◆ CHALLENGE:
For each line that holds "exclude", copy the line out.

╭─ EXCERPTED RECORDS

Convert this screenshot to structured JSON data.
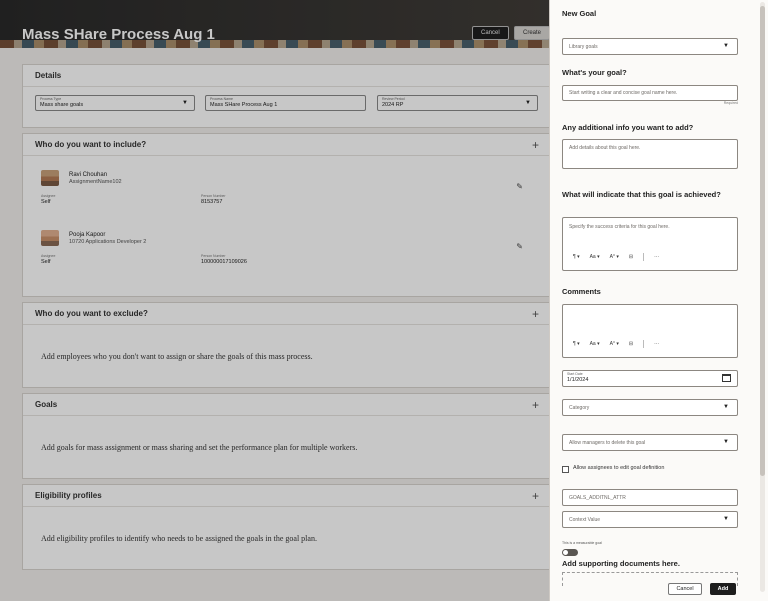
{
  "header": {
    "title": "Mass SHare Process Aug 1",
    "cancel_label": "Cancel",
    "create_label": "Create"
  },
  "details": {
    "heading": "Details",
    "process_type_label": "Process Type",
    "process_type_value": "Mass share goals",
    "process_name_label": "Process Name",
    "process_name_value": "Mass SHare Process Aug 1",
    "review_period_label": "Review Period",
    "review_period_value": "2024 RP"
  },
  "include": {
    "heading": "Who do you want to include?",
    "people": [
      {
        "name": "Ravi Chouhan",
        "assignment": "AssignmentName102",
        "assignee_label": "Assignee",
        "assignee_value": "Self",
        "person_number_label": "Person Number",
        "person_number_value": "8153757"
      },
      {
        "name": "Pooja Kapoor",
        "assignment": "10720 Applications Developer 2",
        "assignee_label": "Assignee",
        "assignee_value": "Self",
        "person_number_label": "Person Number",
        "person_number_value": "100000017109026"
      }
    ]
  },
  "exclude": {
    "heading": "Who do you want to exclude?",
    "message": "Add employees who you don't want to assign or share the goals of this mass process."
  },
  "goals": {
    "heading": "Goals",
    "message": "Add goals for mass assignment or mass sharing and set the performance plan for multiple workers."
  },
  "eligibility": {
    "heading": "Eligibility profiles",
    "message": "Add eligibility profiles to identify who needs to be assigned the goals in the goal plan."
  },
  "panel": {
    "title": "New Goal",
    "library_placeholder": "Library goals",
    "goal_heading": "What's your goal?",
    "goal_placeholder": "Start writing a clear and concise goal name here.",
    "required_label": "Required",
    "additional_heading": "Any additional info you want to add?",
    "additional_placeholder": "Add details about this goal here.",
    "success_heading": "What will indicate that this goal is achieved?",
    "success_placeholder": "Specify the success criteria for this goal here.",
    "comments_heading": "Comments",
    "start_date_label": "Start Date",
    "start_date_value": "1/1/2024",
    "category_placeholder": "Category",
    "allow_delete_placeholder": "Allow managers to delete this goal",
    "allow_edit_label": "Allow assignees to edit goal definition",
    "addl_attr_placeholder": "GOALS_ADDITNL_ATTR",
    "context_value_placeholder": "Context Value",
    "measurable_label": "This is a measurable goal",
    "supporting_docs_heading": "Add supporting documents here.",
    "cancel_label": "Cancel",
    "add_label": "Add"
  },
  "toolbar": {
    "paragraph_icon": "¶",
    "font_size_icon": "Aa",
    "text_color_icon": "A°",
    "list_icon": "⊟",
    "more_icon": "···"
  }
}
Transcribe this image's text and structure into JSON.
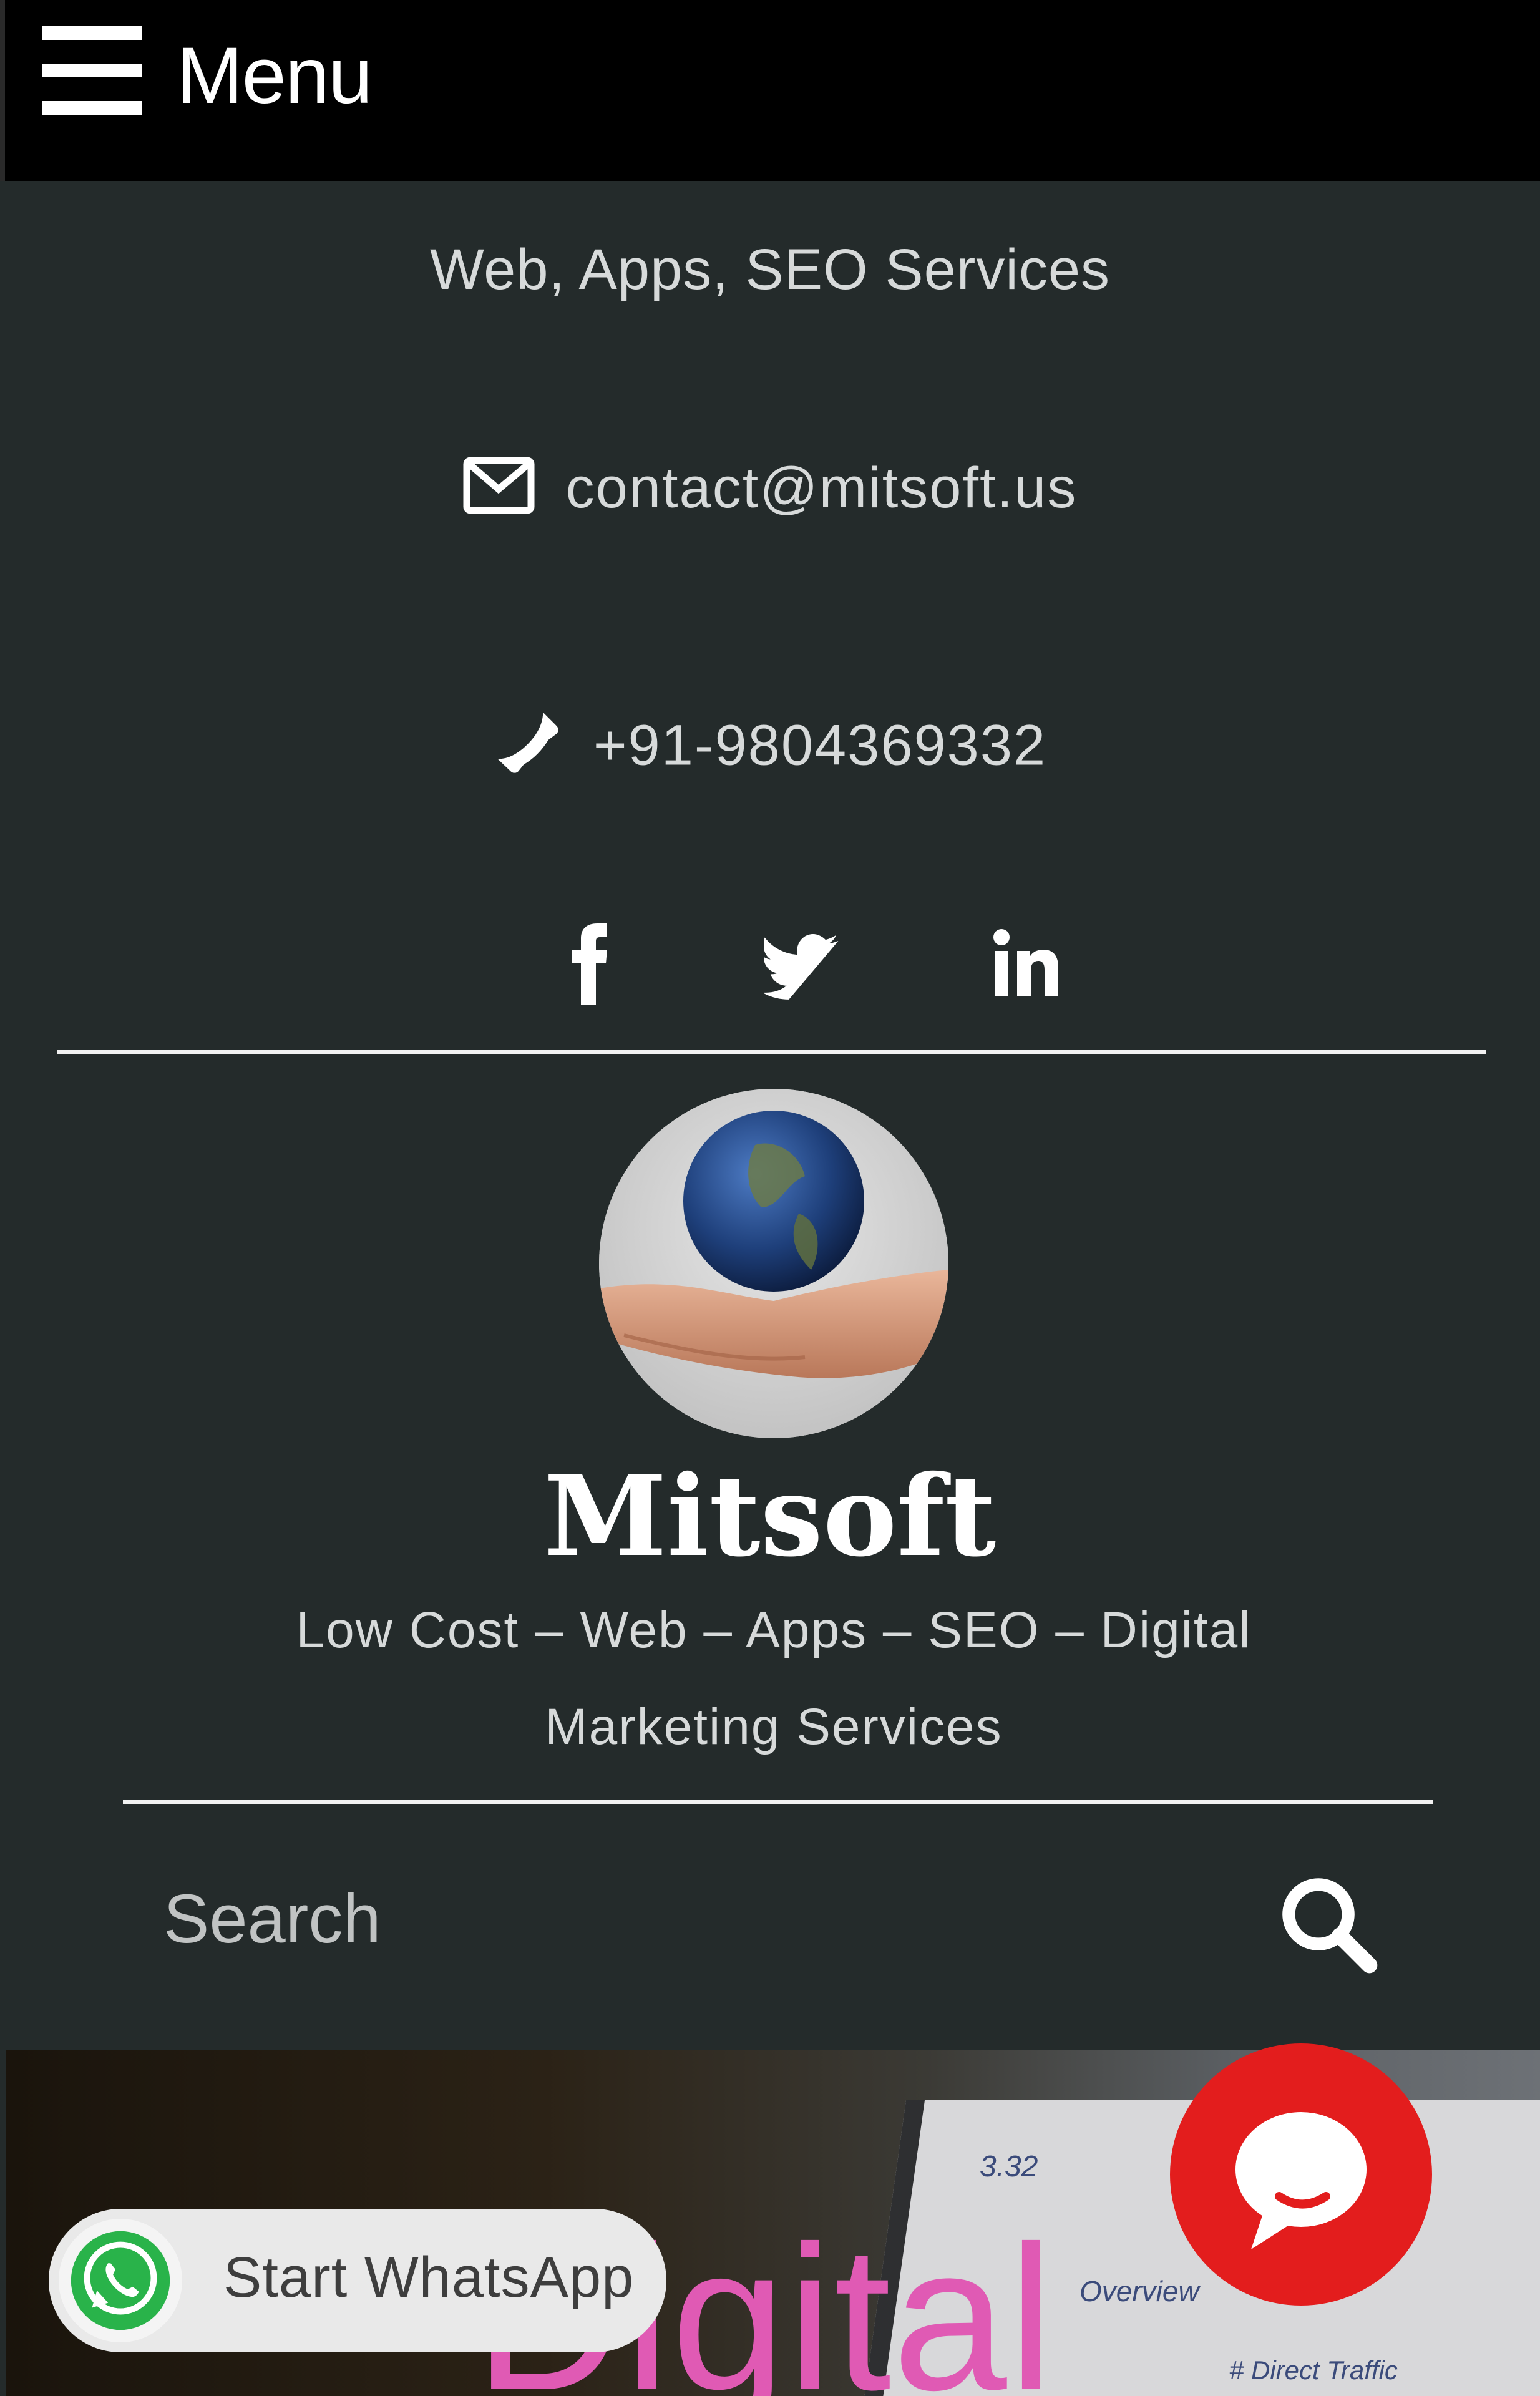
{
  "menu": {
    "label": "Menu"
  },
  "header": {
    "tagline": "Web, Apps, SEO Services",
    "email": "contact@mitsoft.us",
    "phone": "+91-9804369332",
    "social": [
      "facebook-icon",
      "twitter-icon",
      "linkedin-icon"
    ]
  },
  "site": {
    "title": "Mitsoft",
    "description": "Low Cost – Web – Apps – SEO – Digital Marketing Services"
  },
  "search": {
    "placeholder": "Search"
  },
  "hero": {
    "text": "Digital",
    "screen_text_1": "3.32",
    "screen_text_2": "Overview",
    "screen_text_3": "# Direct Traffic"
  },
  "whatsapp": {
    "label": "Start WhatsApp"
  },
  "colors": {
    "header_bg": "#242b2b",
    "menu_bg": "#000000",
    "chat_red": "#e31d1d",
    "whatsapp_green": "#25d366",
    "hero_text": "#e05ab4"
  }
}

╰─

◆ EXERCISE OUTPUT:
  "exclude": {
    "heading": "Who do you want to exclude?",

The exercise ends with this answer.